• The request
Pick out each line of the records that includes the string "this", and copy it.

• Data excerpts
BEGIN

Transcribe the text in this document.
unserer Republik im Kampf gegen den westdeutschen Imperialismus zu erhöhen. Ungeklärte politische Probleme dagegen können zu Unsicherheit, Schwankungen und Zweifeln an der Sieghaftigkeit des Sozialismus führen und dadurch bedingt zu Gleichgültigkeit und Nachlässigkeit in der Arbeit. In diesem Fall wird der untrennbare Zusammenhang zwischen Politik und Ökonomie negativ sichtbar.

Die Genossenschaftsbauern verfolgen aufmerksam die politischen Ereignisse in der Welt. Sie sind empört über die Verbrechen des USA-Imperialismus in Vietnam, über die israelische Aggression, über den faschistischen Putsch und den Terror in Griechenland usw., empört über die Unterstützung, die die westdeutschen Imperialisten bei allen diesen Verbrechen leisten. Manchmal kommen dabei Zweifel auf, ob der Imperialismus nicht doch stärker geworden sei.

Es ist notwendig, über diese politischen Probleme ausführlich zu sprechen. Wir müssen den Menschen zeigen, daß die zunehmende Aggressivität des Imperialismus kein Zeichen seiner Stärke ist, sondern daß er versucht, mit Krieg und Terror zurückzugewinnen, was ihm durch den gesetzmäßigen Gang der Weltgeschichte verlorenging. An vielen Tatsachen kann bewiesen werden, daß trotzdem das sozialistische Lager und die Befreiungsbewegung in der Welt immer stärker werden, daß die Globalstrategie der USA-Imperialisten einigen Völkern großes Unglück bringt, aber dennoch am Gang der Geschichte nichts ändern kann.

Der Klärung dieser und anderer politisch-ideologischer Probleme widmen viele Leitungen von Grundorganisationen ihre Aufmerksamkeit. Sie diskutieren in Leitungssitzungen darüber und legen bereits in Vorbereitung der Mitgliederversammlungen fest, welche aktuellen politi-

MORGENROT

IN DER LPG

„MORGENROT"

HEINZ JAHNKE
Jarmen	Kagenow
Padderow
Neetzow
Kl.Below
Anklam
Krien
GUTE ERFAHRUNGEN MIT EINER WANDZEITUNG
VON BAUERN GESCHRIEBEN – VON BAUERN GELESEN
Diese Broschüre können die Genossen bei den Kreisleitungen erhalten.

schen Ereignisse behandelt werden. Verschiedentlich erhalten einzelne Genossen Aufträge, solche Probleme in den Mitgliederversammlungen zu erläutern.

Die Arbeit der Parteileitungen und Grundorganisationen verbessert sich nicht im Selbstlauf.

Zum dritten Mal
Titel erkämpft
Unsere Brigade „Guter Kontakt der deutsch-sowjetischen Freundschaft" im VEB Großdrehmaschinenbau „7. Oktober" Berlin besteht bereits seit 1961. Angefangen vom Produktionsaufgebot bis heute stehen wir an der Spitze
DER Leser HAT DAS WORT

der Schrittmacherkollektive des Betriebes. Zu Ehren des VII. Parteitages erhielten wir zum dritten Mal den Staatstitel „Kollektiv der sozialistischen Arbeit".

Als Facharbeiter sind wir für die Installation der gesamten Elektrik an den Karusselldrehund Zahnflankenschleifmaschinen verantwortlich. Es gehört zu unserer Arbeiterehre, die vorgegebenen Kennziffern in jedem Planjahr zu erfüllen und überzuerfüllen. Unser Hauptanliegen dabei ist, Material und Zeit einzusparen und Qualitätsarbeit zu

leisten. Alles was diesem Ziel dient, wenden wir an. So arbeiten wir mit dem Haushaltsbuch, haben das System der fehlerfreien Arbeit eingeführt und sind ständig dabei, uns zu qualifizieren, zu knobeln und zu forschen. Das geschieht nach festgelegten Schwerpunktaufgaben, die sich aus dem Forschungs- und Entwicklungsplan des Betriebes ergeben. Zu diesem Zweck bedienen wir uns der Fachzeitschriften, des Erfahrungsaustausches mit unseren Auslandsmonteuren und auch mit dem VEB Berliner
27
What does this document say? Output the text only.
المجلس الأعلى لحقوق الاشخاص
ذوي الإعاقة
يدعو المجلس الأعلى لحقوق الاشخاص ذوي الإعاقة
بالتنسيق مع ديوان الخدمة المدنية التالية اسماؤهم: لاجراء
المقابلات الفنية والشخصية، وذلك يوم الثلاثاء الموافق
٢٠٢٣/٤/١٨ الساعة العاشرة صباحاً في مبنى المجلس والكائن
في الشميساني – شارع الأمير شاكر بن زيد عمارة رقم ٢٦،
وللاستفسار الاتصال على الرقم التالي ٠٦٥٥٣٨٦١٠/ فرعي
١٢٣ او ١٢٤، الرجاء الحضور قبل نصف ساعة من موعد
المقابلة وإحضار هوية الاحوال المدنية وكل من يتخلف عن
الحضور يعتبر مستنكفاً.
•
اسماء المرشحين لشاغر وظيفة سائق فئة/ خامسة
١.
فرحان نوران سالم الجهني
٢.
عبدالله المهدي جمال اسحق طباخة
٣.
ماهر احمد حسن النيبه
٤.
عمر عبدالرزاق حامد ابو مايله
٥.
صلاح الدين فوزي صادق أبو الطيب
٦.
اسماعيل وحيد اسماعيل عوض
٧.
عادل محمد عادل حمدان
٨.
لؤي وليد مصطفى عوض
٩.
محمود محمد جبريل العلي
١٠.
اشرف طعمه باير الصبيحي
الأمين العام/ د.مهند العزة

END

• Exercise solution
Transcribe the text in this document.
What does this document say? Output the text only.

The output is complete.